» **Consignes**:
Recopiez intégralement et sans la moindre modification le texte ci-dessous sur le respect des religions et la liberté de penser critique.

» **Texte fourni**:
Toutes les religions sont respectables dit-on, en
tant qu'elles expriment toutes des aspirations et des réflexions
humaines sur le sens et les exigences fondamentales
de la vie, dont la valeur est potentiellement universelle ; mais
nous savons aussi que, bien souvent, les
différentes
religions n'ont pas respecté les critiques en ou hors d'elle et
qu'elles ont combattu la libre pensée
rationnelle
au nom d'une vérité supérieure indiscutable et
sacrée,
la vérité
divine, dont elles se sont fait l'interprète
exclusif. Est-il possible de penser ce paradoxe et comment peut-on
réconcilier le respect des religions et la
liberté de penser critique ?
La religion, quelqu'elle soit, se présente
toujours comme une vérité révélée
aux
hommes par un Dieu au pouvoir
absolu et s'exprime à travers des textes
fondateurs sacrés dont le contenu est incontestable et
échappe
par nature à
la raison du commun des mortels ; seuls les
prêtres
et l'église sont plus ou moins habilités à
interpréter
l'usage qu'il
convient de faire de ces textes et de ces
commandements
et, dès lors qu'elle se veut fondatrice de l'humain, il est
logique qu'elle prétende fonder la politique
et la morale. Mais cette prétention exige à son tour que
les citoyens
soient croyants et que l'ordre du monde soit soumis
à l'autorité de Dieu et de ses représentants sur
terre.

» **Données**:
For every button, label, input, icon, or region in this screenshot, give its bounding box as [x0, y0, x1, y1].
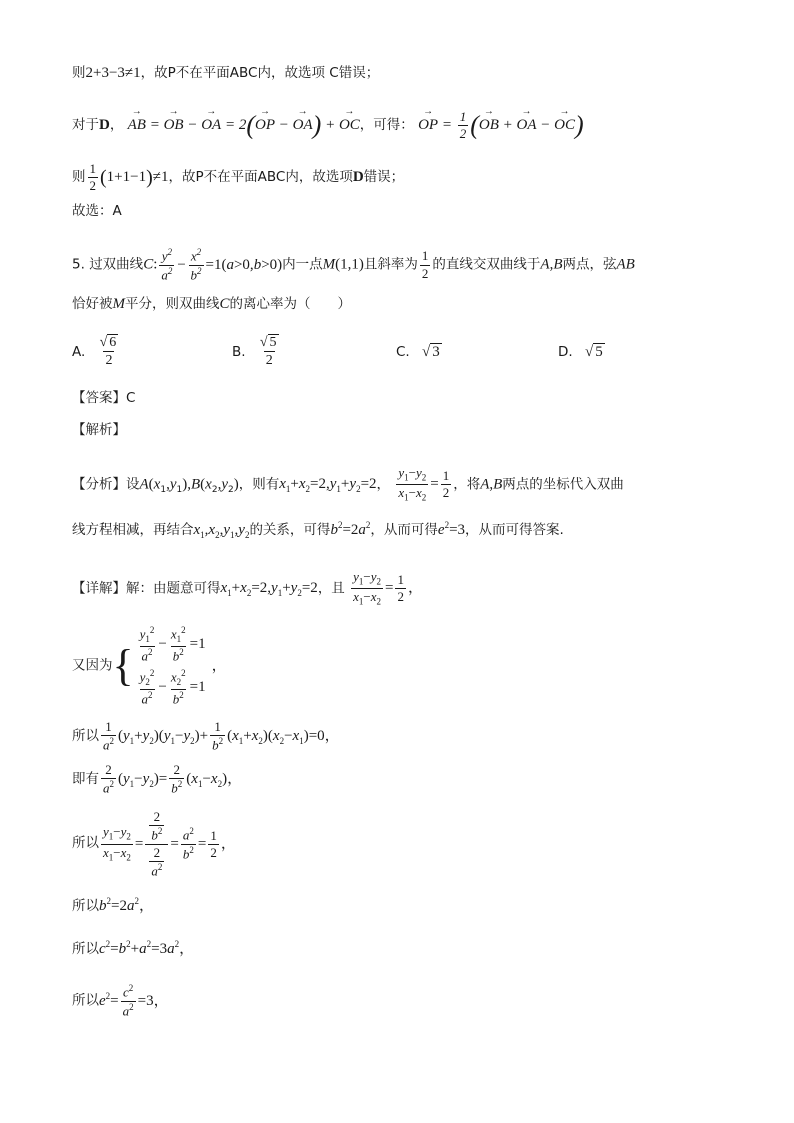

» **Réponse**:
Toutes les religions sont respectables dit-on, en
tant qu'elles expriment toutes des aspirations et des réflexions
humaines sur le sens et les exigences fondamentales
de la vie, dont la valeur est potentiellement universelle ; mais
nous savons aussi que, bien souvent, les
différentes
religions n'ont pas respecté les critiques en ou hors d'elle et
qu'elles ont combattu la libre pensée
rationnelle
au nom d'une vérité supérieure indiscutable et
sacrée,
la vérité
divine, dont elles se sont fait l'interprète
exclusif. Est-il possible de penser ce paradoxe et comment peut-on
réconcilier le respect des religions et la
liberté de penser critique ?
La religion, quelqu'elle soit, se présente
toujours comme une vérité révélée
aux
hommes par un Dieu au pouvoir
absolu et s'exprime à travers des textes
fondateurs sacrés dont le contenu est incontestable et
échappe
par nature à
la raison du commun des mortels ; seuls les
prêtres
et l'église sont plus ou moins habilités à
interpréter
l'usage qu'il
convient de faire de ces textes et de ces
commandements
et, dès lors qu'elle se veut fondatrice de l'humain, il est
logique qu'elle prétende fonder la politique
et la morale. Mais cette prétention exige à son tour que
les citoyens
soient croyants et que l'ordre du monde soit soumis
à l'autorité de Dieu et de ses représentants sur
terre.